(Extracts from a graphics dataset)
◇ ◇ ◇ ◇ ◇ ◇ ◇

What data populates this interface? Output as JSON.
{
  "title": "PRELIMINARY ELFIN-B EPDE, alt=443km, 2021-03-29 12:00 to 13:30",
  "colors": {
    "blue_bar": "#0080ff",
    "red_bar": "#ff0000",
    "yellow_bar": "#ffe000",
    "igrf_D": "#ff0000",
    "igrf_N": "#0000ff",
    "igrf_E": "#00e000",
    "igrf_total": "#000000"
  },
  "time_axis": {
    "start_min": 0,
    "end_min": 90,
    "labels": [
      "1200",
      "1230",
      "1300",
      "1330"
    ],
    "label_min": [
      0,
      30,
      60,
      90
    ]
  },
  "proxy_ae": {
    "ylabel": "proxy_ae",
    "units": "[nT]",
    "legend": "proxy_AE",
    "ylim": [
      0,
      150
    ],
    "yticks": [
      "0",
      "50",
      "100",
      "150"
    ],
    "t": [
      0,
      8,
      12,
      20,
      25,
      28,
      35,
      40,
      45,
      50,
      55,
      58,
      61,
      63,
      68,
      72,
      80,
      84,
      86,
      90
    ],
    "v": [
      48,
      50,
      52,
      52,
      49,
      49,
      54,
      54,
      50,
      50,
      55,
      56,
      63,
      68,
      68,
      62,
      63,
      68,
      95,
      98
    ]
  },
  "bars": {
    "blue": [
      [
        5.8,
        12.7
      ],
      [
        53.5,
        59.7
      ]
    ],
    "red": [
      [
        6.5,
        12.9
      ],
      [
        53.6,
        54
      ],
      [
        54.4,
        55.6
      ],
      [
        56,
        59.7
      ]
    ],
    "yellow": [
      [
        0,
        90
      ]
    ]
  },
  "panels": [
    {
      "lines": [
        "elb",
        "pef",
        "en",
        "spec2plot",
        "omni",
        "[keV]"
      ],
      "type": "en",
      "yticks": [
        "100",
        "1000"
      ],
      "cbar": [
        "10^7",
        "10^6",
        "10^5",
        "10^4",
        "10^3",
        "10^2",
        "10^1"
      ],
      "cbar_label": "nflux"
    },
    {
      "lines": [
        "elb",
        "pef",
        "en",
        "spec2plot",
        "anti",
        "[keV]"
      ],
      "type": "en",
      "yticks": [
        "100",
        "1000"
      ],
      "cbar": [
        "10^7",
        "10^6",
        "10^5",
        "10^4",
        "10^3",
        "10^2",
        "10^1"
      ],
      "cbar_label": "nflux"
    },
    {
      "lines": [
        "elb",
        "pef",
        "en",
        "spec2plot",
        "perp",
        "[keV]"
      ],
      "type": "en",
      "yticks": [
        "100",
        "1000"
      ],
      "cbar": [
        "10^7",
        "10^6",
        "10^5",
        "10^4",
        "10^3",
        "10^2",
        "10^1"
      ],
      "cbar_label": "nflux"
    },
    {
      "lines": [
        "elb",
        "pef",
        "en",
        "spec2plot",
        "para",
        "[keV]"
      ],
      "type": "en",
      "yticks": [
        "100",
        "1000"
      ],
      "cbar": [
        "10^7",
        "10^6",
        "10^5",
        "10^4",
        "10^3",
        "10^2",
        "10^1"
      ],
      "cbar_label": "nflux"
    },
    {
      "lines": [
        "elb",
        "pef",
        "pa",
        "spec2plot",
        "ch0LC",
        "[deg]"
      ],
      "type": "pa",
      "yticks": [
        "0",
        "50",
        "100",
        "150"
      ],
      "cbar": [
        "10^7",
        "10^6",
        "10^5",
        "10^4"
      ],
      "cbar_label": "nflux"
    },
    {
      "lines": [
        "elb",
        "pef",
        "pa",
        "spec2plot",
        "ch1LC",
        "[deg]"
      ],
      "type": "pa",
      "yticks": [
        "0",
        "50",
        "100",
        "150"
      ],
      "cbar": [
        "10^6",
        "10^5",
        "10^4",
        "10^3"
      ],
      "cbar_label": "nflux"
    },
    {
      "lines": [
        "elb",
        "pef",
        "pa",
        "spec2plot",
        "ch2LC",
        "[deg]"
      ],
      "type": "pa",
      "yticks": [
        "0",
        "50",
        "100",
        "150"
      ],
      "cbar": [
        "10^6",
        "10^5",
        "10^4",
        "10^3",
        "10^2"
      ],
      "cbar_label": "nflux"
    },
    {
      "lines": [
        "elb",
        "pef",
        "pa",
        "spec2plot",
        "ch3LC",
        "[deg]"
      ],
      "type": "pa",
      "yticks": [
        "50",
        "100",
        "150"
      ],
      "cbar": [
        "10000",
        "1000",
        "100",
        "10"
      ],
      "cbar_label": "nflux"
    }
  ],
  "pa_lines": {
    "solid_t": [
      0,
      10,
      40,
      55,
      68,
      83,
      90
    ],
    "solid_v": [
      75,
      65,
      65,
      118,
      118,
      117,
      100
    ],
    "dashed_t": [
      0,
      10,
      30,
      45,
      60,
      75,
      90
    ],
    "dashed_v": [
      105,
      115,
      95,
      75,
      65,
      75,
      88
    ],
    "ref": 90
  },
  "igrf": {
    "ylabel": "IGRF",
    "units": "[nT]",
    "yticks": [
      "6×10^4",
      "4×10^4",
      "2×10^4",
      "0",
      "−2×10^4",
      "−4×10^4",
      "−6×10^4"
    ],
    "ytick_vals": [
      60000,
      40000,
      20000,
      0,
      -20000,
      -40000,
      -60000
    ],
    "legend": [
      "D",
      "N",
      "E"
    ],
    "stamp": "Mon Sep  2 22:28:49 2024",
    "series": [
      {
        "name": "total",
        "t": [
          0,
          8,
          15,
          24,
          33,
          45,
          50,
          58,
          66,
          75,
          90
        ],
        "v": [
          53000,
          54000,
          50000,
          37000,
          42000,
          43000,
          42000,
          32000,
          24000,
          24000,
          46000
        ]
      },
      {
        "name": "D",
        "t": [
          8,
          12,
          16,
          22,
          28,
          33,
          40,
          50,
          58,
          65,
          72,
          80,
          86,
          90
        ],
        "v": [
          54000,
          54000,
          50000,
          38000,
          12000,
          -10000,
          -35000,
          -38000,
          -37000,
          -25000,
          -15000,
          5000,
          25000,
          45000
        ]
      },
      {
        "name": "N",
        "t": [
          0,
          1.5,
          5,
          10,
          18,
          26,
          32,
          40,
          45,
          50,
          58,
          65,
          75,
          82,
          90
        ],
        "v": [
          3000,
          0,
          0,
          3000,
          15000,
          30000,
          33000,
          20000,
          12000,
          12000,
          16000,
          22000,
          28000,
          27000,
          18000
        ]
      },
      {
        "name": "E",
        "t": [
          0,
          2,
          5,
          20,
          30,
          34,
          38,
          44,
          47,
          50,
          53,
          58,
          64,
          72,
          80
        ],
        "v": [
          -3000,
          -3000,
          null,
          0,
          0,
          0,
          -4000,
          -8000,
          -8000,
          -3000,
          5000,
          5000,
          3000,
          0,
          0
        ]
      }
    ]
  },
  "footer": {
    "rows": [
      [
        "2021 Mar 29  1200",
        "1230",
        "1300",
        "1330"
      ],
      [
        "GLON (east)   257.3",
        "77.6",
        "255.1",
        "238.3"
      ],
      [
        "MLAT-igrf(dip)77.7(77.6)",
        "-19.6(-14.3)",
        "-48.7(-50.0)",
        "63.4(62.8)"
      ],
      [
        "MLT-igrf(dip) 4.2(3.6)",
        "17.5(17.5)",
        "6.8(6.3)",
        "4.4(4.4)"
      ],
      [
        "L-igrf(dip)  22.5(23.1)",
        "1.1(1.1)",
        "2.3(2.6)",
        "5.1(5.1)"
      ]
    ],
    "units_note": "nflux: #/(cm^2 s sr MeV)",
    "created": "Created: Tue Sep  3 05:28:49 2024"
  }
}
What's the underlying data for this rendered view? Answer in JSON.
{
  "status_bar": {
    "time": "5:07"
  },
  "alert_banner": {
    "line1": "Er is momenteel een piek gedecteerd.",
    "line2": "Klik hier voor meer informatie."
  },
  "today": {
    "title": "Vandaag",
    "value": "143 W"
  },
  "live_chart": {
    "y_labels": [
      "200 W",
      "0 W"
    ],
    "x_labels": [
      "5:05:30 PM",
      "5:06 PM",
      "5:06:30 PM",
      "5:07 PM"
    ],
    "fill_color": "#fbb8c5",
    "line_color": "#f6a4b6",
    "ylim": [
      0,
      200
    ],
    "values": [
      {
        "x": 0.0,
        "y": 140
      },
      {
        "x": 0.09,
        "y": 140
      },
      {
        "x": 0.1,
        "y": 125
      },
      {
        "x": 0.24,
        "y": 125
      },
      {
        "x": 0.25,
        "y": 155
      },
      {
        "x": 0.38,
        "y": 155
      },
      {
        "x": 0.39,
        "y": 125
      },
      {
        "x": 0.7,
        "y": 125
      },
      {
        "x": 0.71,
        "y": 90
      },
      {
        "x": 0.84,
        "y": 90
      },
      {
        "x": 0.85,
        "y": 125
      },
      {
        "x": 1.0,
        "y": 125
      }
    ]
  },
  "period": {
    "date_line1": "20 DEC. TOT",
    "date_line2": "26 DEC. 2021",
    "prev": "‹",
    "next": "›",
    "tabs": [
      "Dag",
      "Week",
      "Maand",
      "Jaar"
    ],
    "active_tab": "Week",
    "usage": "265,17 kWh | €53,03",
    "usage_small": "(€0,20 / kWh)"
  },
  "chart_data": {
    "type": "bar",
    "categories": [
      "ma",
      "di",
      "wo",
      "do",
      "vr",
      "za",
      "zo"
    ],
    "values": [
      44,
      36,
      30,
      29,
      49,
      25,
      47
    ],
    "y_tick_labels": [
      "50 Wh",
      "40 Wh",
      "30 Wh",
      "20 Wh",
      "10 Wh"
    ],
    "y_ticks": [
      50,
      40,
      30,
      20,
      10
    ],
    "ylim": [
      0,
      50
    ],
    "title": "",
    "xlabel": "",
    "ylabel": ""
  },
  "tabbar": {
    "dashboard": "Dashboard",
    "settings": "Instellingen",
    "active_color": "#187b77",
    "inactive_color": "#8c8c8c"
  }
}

◇ ◇ ◇ ◇ ◇ ◇ ◇

# Exercise aim:
List each line of the records that holds the string "this".

# Written solution:
What data populates this interface? Output as JSON.
What's the underlying data for this rendered view? Answer in JSON.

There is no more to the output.